**TO-DO LIST**
• A. In the Enerplus asset-sale announcement, substitute "well spacing" for every "well density" in the passage between "Evercore and RBC" and "previous development plan.", inclusive, and write out that passage.
• B. Extend the Enerplus asset-sale announcement with the text that would come next after its final sentence.

— begin READING TEXT —

CALGARY, Dec. 12, 2016 /CNW/ - Enerplus Corporation ("Enerplus" or the "Company") (TSX & NYSE: ERF) announces that its wholly-owned subsidiary, Enerplus Resources (USA) Corporation, has entered into a definitive agreement to sell non-operated assets in North Dakota (the "Assets") for total cash consideration of US$292 million (approximately C$385 million), subject to estimated cash tax of US$12 million and customary closing adjustments. The divestment includes approximately 5,800 net acres primarily located on the Fort Berthold Indian Reservation with an average working interest per drilling spacing unit of 8%. Production from the Assets averaged approximately 5,000 BOE per day (approximately 4,000 BOE per day net of royalties) during the third quarter of 2016.
The Assets comprise approximately 8% of the Company's existing net acreage in North Dakota. Upon closing of the divestment, Enerplus will hold an operated position in North Dakota of approximately 65,500 net acres. Production from Enerplus' operated North Dakota assets averaged 23,700 BOE per day (90% liquids) in the third quarter of 2016.
"We have established a position as one of the leading operators in the Williston Basin. This divestment of our non-operated, low-working interest acreage is highly accretive and will further improve our focus on our operated core acreage position allowing us to more efficiently allocate capital to the play," commented Ian C. Dundas, President & CEO. "This transaction also highlights our significant running room in the core of the Williston Basin where our operated acreage has, on average, approximately half the drilled well density of the divested acreage."
Mr. Dundas added, "The proceeds from this sale will provide additional financial flexibility and a source of funding for the acceleration of activity at our operated Fort Berthold acreage over the coming years."
Evercore and RBC Richardson Barr are acting as financial advisors to Enerplus on this transaction.
Enerplus expects to provide updated 2017 capital plans and guidance in early 2017.
Increased Drilling Inventory at Fort Berthold
As part of Enerplus' ongoing development optimization at Fort Berthold, the Company continues to progress its evaluation of well density. Based on analysis of Enerplus' higher density units and data from other operators in the basin, Enerplus believes there is strong technical and economic justification to support a higher recovery factor assumption and higher well density than the Company's previous development plan.
Enerplus is now planning for higher density in the Middle Bakken zone, increasing to six wells per drilling spacing unit, compared to four wells previously. At this time, Enerplus has not changed its planning assumptions for well density in the Three Forks' zones. Overall, this results in an average density of approximately ten wells per drilling spacing unit leading to an estimated 550 gross remaining drilling locations (465 net). This increase in gross operated inventory represents growth of nearly 40% from previous estimates. Enerplus' 550 gross remaining drilling locations were comprised of 92 proved plus probable undeveloped reserves locations, 155 development pending best estimate contingent resources locations, and 303 unbooked future locations at year-end 2015. Enerplus expects to have drilled 20 gross locations in 2016. The remaining 530 gross locations represent approximately 16 years of drilling inventory under a two rig program.
In connection with the ongoing down-spacing analysis, Enerplus is continuing to modify its completion design in order to optimize capital efficiencies and individual well recoveries while maximizing economic returns and recoverable resources per drilling spacing unit.

— end READING TEXT —
— begin ENTRIES SUPPLIED —

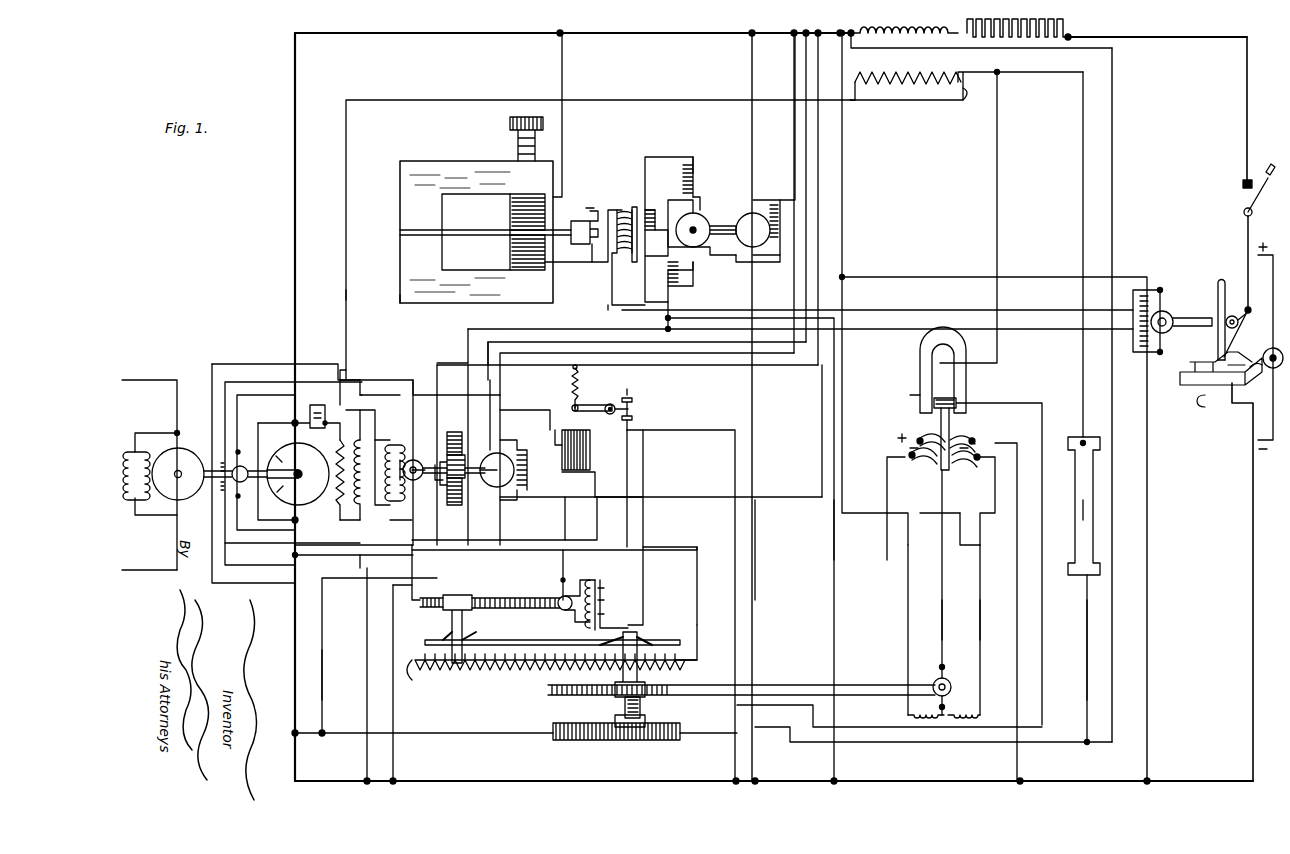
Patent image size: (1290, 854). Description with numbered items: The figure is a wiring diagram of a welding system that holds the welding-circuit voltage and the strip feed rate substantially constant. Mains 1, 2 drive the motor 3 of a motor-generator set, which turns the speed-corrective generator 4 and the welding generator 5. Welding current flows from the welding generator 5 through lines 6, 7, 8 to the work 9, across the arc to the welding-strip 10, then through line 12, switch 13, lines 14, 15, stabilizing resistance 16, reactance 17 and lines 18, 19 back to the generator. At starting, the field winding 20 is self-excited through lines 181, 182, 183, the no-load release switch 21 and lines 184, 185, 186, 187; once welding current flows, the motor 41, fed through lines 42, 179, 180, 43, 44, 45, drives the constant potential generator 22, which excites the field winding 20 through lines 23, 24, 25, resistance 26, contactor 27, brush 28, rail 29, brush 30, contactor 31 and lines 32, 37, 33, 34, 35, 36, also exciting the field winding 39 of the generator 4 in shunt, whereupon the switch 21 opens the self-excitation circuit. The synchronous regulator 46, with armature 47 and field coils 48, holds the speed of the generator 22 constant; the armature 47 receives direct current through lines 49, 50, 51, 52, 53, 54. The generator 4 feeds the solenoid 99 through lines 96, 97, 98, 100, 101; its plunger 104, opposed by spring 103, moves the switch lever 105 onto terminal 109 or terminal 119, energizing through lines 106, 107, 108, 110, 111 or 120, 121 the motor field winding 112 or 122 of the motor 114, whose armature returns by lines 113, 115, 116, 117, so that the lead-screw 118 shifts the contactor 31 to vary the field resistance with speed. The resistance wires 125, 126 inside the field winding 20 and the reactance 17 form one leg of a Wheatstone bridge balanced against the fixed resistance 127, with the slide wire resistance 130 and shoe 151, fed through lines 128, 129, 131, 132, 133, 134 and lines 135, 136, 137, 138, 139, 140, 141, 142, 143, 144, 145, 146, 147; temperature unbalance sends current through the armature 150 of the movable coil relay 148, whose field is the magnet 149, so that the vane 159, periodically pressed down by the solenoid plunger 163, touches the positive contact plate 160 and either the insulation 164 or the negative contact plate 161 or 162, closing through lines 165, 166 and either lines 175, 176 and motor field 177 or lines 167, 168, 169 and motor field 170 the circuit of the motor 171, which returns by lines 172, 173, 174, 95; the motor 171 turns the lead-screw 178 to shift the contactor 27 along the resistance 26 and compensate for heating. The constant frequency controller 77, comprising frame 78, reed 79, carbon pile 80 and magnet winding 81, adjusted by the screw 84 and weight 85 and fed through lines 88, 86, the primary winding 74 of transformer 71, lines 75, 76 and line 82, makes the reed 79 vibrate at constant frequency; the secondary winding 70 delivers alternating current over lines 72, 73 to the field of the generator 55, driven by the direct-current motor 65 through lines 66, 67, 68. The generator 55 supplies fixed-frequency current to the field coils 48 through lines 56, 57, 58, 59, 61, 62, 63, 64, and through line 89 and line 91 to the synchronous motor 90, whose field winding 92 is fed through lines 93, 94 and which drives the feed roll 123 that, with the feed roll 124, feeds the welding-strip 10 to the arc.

The main 1 is at (144, 380).
The main 2 is at (135, 572).
The motor 3 is at (163, 473).
The speed-corrective generator 4 is at (244, 474).
The welding generator 5 is at (280, 475).
The line 6 is at (295, 644).
The line 7 is at (774, 772).
The line 8 is at (1248, 496).
The work 9 is at (1200, 360).
The welding-strip 10 is at (1227, 333).
The line 12 is at (1244, 342).
The switch 13 is at (1240, 201).
The line 14 is at (1246, 128).
The line 15 is at (1156, 26).
The stabilizing resistance 16 is at (1018, 35).
The reactance 17 is at (904, 39).
The line 18 is at (574, 24).
The line 19 is at (294, 246).
The field winding 20 is at (342, 487).
The no-load release switch 21 is at (327, 434).
The constant potential generator 22 is at (418, 487).
The line 23 is at (378, 555).
The line 24 is at (500, 569).
The line 25 is at (698, 588).
The resistance 26 is at (671, 668).
The contactor 27 is at (640, 638).
The brush 28 is at (606, 652).
The rail 29 is at (540, 641).
The brush 30 is at (470, 633).
The contactor 31 is at (450, 629).
The line 32 is at (414, 679).
The line 33 is at (353, 553).
The line 34 is at (380, 392).
The line 35 is at (377, 378).
The line 36 is at (425, 368).
The line 37 is at (379, 655).
The field winding 39 is at (218, 486).
The motor 41 is at (506, 444).
The line 42 is at (366, 695).
The line 43 is at (498, 394).
The line 44 is at (680, 355).
The line 45 is at (791, 133).
The synchronous regulator 46 is at (458, 510).
The armature 47 is at (490, 465).
The field coils 48 is at (461, 469).
The line 49 is at (402, 704).
The line 50 is at (492, 588).
The line 51 is at (421, 493).
The line 52 is at (468, 455).
The line 53 is at (667, 364).
The line 54 is at (818, 365).
The generator 55 is at (693, 210).
The line 56 is at (680, 320).
The line 57 is at (647, 353).
The line 58 is at (487, 345).
The line 59 is at (487, 470).
The line 61 is at (462, 348).
The line 62 is at (528, 330).
The line 63 is at (654, 240).
The line 64 is at (675, 177).
The direct-current motor 65 is at (740, 264).
The line 66 is at (758, 579).
The line 67 is at (766, 266).
The line 68 is at (750, 182).
The secondary winding 70 is at (684, 200).
The transformer 71 is at (635, 242).
The line 72 is at (663, 294).
The line 73 is at (682, 156).
The primary winding 74 is at (626, 201).
The line 75 is at (606, 236).
The line 76 is at (593, 267).
The constant frequency controller 77 is at (476, 232).
The frame 78 is at (400, 303).
The reed 79 is at (468, 230).
The carbon pile 80 is at (538, 212).
The magnet winding 81 is at (546, 252).
The line 82 is at (562, 172).
The adjusting screw 84 is at (513, 147).
The weight 85 is at (584, 226).
The line 86 is at (619, 284).
The line 88 is at (832, 545).
The line 89 is at (800, 337).
The synchronous motor 90 is at (1172, 312).
The line 91 is at (877, 298).
The field winding 92 is at (1139, 321).
The line 93 is at (1150, 496).
The line 94 is at (994, 271).
The line 95 is at (845, 237).
The line 96 is at (236, 540).
The line 97 is at (587, 530).
The line 98 is at (593, 481).
The solenoid 99 is at (590, 440).
The line 100 is at (548, 410).
The line 101 is at (561, 386).
The spring 103 is at (590, 402).
The plunger 104 is at (566, 434).
The switch lever 105 is at (642, 398).
The line 106 is at (734, 534).
The line 107 is at (688, 428).
The line 108 is at (632, 438).
The terminal 109 is at (634, 407).
The line 110 is at (652, 564).
The line 111 is at (615, 616).
The motor field winding 112 is at (615, 601).
The line 113 is at (484, 610).
The motor 114 is at (558, 594).
The line 115 is at (567, 554).
The line 116 is at (720, 496).
The line 117 is at (822, 432).
The lead-screw 118 is at (555, 585).
The terminal 119 is at (634, 420).
The line 120 is at (642, 463).
The line 121 is at (607, 595).
The motor field winding 122 is at (615, 586).
The feed roll 123 is at (1201, 315).
The feed roll 124 is at (1231, 311).
The non-inductively-wound resistance wire 125 is at (335, 465).
The non-inductively-wound resistance wire 126 is at (908, 68).
The fixed resistance 127 is at (1080, 507).
The line 128 is at (307, 734).
The line 129 is at (565, 683).
The slide wire resistance 130 is at (656, 742).
The line 131 is at (963, 744).
The line 132 is at (1120, 726).
The line 133 is at (1083, 395).
The line 134 is at (981, 42).
The line 135 is at (322, 644).
The line 136 is at (264, 590).
The line 137 is at (211, 361).
The line 138 is at (262, 364).
The line 139 is at (340, 370).
The line 140 is at (347, 276).
The line 141 is at (495, 97).
The line 142 is at (969, 86).
The line 143 is at (908, 108).
The line 144 is at (958, 103).
The line 145 is at (1025, 84).
The line 146 is at (1080, 171).
The line 147 is at (1084, 666).
The movable coil relay 148 is at (954, 393).
The magnet 149 is at (914, 392).
The armature 150 is at (988, 559).
The shoe 151 is at (624, 713).
The vane 159 is at (951, 424).
The positive contact plate 160 is at (924, 436).
The negative contact plate 161 is at (959, 466).
The negative contact plate 162 is at (933, 466).
The solenoid plunger 163 is at (974, 446).
The insulation 164 is at (948, 503).
The line 165 is at (1015, 578).
The line 166 is at (1016, 442).
The line 167 is at (998, 518).
The line 168 is at (962, 529).
The line 169 is at (980, 616).
The motor field 170 is at (959, 702).
The motor 171 is at (942, 685).
The line 172 is at (944, 598).
The line 173 is at (885, 543).
The line 174 is at (843, 362).
The line 175 is at (896, 446).
The line 176 is at (907, 578).
The motor field 177 is at (910, 716).
The lead-screw 178 is at (556, 699).
The line 179 is at (447, 572).
The line 180 is at (495, 534).
The line 181 is at (275, 480).
The line 182 is at (298, 474).
The line 183 is at (278, 416).
The line 184 is at (383, 421).
The line 185 is at (394, 527).
The line 186 is at (376, 437).
The line 187 is at (312, 405).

— end ENTRIES SUPPLIED —

**TASK-BY-TASK RESULTS**
• A.
Evercore and RBC Richardson Barr are acting as financial advisors to Enerplus on this transaction.
Enerplus expects to provide updated 2017 capital plans and guidance in early 2017.
Increased Drilling Inventory at Fort Berthold
As part of Enerplus' ongoing development optimization at Fort Berthold, the Company continues to progress its evaluation of well spacing. Based on analysis of Enerplus' higher density units and data from other operators in the basin, Enerplus believes there is strong technical and economic justification to support a higher recovery factor assumption and higher well spacing than the Company's previous development plan.

• B.
Enerplus Corporation is a responsible developer of high quality crude oil and natural gas assets in Canada and the United States, committed to creating value for its shareholders through a disciplined capital investment strategy.
BARRELS OF OIL EQUIVALENT
This news release also contains references to "BOE" (barrels of oil equivalent). Enerplus has adopted the standard of six thousand cubic feet of gas to one barrel of oil (6 Mcf: 1 bbl) when converting natural gas to BOEs. BOEs may be misleading, particularly if used in isolation. The foregoing conversion ratios are based on an energy equivalency conversion method primarily applicable at the burner tip and do not represent a value equivalency at the wellhead. Given that the value ratio based on the current price of oil as compared to natural gas is significantly different from the energy equivalent of 6:1, utilizing a conversion on a 6:1 basis may be misleading.
PRESENTATION OF PRODUCTION INFORMATION
U.S. industry protocol is to present production volumes net of royalties. Under Canadian industry protocol, production volumes are presented on a gross basis before deduction of royalties. In order to continue to be comparable with our Canadian peer companies, the information contained within this news release presents our production and BOE measures on a "company interest" basis (before deduction of Crown and other royalties, plus Enerplus' royalty interest), unless otherwise specified.
Drilling locations associated with proved plus probable undeveloped reserves have been evaluated by Enerplus' independent qualified reserves evaluators in accordance with the Canadian Oil and Gas Evaluation Handbook (the "COGE Handbook").
Drilling locations associated with unrisked "best estimate" economic contingent resources in "development pending" project maturity sub-class have been evaluated by internal qualified reserves evaluators and audited by Enerplus' independent qualified reserves evaluators in accordance with the COGE Handbook.
Unbooked future drilling locations are not associated with any reserves or contingent resources of Enerplus, and have been identified by internal qualified reserves evaluators.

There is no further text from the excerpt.